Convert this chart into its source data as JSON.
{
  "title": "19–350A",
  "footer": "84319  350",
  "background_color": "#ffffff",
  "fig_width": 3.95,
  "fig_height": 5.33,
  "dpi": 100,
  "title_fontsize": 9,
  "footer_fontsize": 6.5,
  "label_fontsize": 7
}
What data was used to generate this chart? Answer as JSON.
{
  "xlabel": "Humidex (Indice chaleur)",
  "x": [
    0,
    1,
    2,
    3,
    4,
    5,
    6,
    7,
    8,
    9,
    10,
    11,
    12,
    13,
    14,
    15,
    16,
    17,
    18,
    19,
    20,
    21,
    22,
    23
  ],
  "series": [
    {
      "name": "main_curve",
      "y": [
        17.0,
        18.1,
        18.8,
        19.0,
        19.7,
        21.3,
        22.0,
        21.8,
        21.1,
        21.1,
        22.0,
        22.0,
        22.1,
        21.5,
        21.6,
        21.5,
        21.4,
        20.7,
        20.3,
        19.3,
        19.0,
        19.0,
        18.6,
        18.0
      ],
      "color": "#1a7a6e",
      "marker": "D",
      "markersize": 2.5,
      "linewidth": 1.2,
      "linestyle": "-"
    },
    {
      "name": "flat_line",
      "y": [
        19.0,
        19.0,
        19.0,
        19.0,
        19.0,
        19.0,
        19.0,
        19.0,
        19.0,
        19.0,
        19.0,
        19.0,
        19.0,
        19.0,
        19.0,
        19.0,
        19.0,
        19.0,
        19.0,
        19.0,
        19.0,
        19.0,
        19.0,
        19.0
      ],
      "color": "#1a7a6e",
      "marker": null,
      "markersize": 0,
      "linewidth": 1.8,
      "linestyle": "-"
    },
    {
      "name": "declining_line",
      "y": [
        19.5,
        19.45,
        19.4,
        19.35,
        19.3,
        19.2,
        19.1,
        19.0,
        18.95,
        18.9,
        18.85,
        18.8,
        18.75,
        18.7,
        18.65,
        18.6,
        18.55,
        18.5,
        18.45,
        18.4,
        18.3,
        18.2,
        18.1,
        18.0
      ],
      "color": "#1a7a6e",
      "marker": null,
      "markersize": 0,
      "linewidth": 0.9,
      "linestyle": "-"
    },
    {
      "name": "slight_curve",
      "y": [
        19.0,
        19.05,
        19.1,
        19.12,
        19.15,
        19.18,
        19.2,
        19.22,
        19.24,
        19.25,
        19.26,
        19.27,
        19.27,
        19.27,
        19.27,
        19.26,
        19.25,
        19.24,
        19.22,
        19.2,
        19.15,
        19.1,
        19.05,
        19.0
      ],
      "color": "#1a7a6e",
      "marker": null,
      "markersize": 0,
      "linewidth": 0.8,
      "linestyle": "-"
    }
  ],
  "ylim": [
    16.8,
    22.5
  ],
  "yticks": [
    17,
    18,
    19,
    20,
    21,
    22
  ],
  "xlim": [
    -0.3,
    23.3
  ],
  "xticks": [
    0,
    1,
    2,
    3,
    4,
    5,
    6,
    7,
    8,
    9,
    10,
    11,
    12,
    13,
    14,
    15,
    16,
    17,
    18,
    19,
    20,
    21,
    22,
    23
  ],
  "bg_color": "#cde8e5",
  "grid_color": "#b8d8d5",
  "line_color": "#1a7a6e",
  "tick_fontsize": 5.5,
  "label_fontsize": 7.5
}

##########

* _WHAT TO PRODUCE_
Pull out and copy each line containing the string "linewidth".

* _ANSWER TO THIS EXERCISE_
      "linewidth": 1.2,
      "linewidth": 1.8,
      "linewidth": 0.9,
      "linewidth": 0.8,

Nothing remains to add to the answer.